■ **WHAT IS ASKED**: Below are entries to be transcribed exactly; exclude the pictures from the copy.

· · ·

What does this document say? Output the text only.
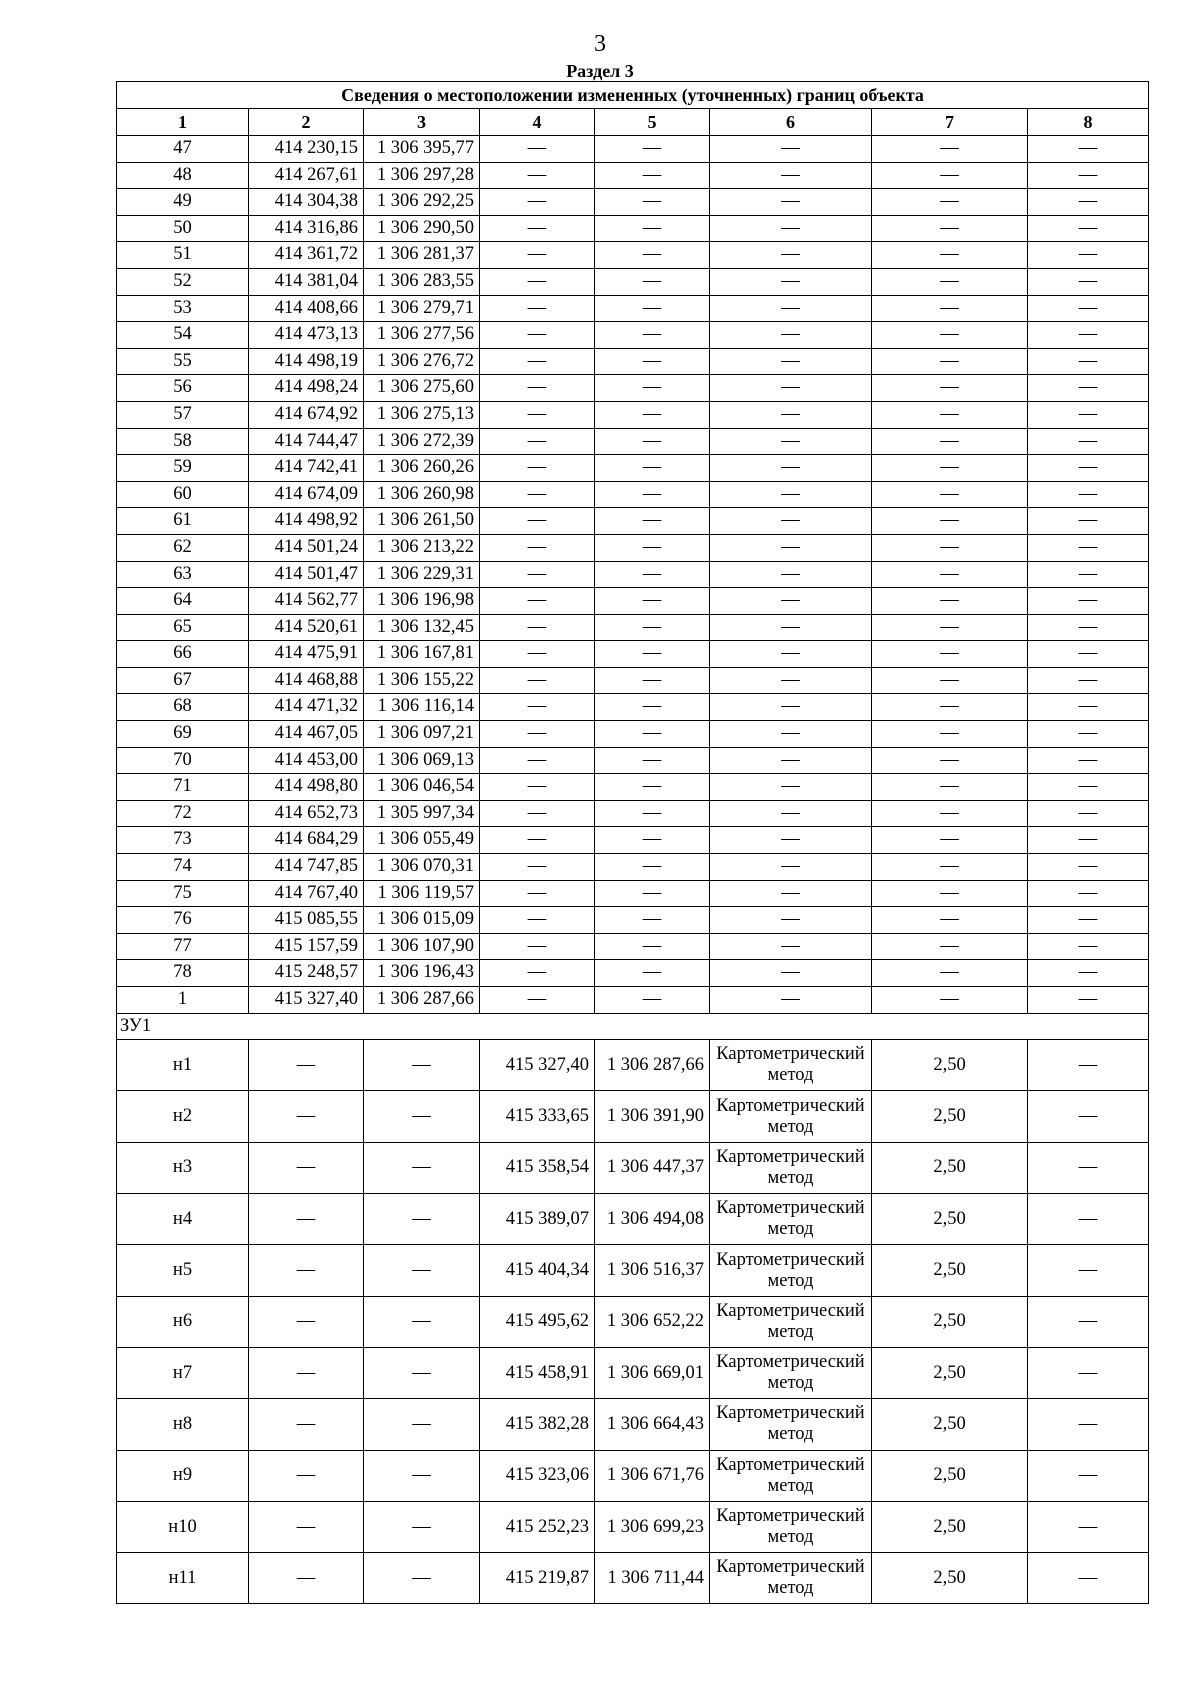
3
Раздел 3
Сведения о местоположении измененных (уточненных) границ объекта							
1	2	3	4	5	6	7	8
47	414 230,15	1 306 395,77	—	—	—	—	—
48	414 267,61	1 306 297,28	—	—	—	—	—
49	414 304,38	1 306 292,25	—	—	—	—	—
50	414 316,86	1 306 290,50	—	—	—	—	—
51	414 361,72	1 306 281,37	—	—	—	—	—
52	414 381,04	1 306 283,55	—	—	—	—	—
53	414 408,66	1 306 279,71	—	—	—	—	—
54	414 473,13	1 306 277,56	—	—	—	—	—
55	414 498,19	1 306 276,72	—	—	—	—	—
56	414 498,24	1 306 275,60	—	—	—	—	—
57	414 674,92	1 306 275,13	—	—	—	—	—
58	414 744,47	1 306 272,39	—	—	—	—	—
59	414 742,41	1 306 260,26	—	—	—	—	—
60	414 674,09	1 306 260,98	—	—	—	—	—
61	414 498,92	1 306 261,50	—	—	—	—	—
62	414 501,24	1 306 213,22	—	—	—	—	—
63	414 501,47	1 306 229,31	—	—	—	—	—
64	414 562,77	1 306 196,98	—	—	—	—	—
65	414 520,61	1 306 132,45	—	—	—	—	—
66	414 475,91	1 306 167,81	—	—	—	—	—
67	414 468,88	1 306 155,22	—	—	—	—	—
68	414 471,32	1 306 116,14	—	—	—	—	—
69	414 467,05	1 306 097,21	—	—	—	—	—
70	414 453,00	1 306 069,13	—	—	—	—	—
71	414 498,80	1 306 046,54	—	—	—	—	—
72	414 652,73	1 305 997,34	—	—	—	—	—
73	414 684,29	1 306 055,49	—	—	—	—	—
74	414 747,85	1 306 070,31	—	—	—	—	—
75	414 767,40	1 306 119,57	—	—	—	—	—
76	415 085,55	1 306 015,09	—	—	—	—	—
77	415 157,59	1 306 107,90	—	—	—	—	—
78	415 248,57	1 306 196,43	—	—	—	—	—
1	415 327,40	1 306 287,66	—	—	—	—	—
ЗУ1							
н1	—	—	415 327,40	1 306 287,66	Картометрический метод	2,50	—
н2	—	—	415 333,65	1 306 391,90	Картометрический метод	2,50	—
н3	—	—	415 358,54	1 306 447,37	Картометрический метод	2,50	—
н4	—	—	415 389,07	1 306 494,08	Картометрический метод	2,50	—
н5	—	—	415 404,34	1 306 516,37	Картометрический метод	2,50	—
н6	—	—	415 495,62	1 306 652,22	Картометрический метод	2,50	—
н7	—	—	415 458,91	1 306 669,01	Картометрический метод	2,50	—
н8	—	—	415 382,28	1 306 664,43	Картометрический метод	2,50	—
н9	—	—	415 323,06	1 306 671,76	Картометрический метод	2,50	—
н10	—	—	415 252,23	1 306 699,23	Картометрический метод	2,50	—
н11	—	—	415 219,87	1 306 711,44	Картометрический метод	2,50	—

· · ·

■ **FINISHED TASK**:
What does this document say? Output the text only.
3
Раздел 3
Сведения о местоположении измененных (уточненных) границ объекта							
1	2	3	4	5	6	7	8
47	414 230,15	1 306 395,77	—	—	—	—	—
48	414 267,61	1 306 297,28	—	—	—	—	—
49	414 304,38	1 306 292,25	—	—	—	—	—
50	414 316,86	1 306 290,50	—	—	—	—	—
51	414 361,72	1 306 281,37	—	—	—	—	—
52	414 381,04	1 306 283,55	—	—	—	—	—
53	414 408,66	1 306 279,71	—	—	—	—	—
54	414 473,13	1 306 277,56	—	—	—	—	—
55	414 498,19	1 306 276,72	—	—	—	—	—
56	414 498,24	1 306 275,60	—	—	—	—	—
57	414 674,92	1 306 275,13	—	—	—	—	—
58	414 744,47	1 306 272,39	—	—	—	—	—
59	414 742,41	1 306 260,26	—	—	—	—	—
60	414 674,09	1 306 260,98	—	—	—	—	—
61	414 498,92	1 306 261,50	—	—	—	—	—
62	414 501,24	1 306 213,22	—	—	—	—	—
63	414 501,47	1 306 229,31	—	—	—	—	—
64	414 562,77	1 306 196,98	—	—	—	—	—
65	414 520,61	1 306 132,45	—	—	—	—	—
66	414 475,91	1 306 167,81	—	—	—	—	—
67	414 468,88	1 306 155,22	—	—	—	—	—
68	414 471,32	1 306 116,14	—	—	—	—	—
69	414 467,05	1 306 097,21	—	—	—	—	—
70	414 453,00	1 306 069,13	—	—	—	—	—
71	414 498,80	1 306 046,54	—	—	—	—	—
72	414 652,73	1 305 997,34	—	—	—	—	—
73	414 684,29	1 306 055,49	—	—	—	—	—
74	414 747,85	1 306 070,31	—	—	—	—	—
75	414 767,40	1 306 119,57	—	—	—	—	—
76	415 085,55	1 306 015,09	—	—	—	—	—
77	415 157,59	1 306 107,90	—	—	—	—	—
78	415 248,57	1 306 196,43	—	—	—	—	—
1	415 327,40	1 306 287,66	—	—	—	—	—
ЗУ1							
н1	—	—	415 327,40	1 306 287,66	Картометрический метод	2,50	—
н2	—	—	415 333,65	1 306 391,90	Картометрический метод	2,50	—
н3	—	—	415 358,54	1 306 447,37	Картометрический метод	2,50	—
н4	—	—	415 389,07	1 306 494,08	Картометрический метод	2,50	—
н5	—	—	415 404,34	1 306 516,37	Картометрический метод	2,50	—
н6	—	—	415 495,62	1 306 652,22	Картометрический метод	2,50	—
н7	—	—	415 458,91	1 306 669,01	Картометрический метод	2,50	—
н8	—	—	415 382,28	1 306 664,43	Картометрический метод	2,50	—
н9	—	—	415 323,06	1 306 671,76	Картометрический метод	2,50	—
н10	—	—	415 252,23	1 306 699,23	Картометрический метод	2,50	—
н11	—	—	415 219,87	1 306 711,44	Картометрический метод	2,50	—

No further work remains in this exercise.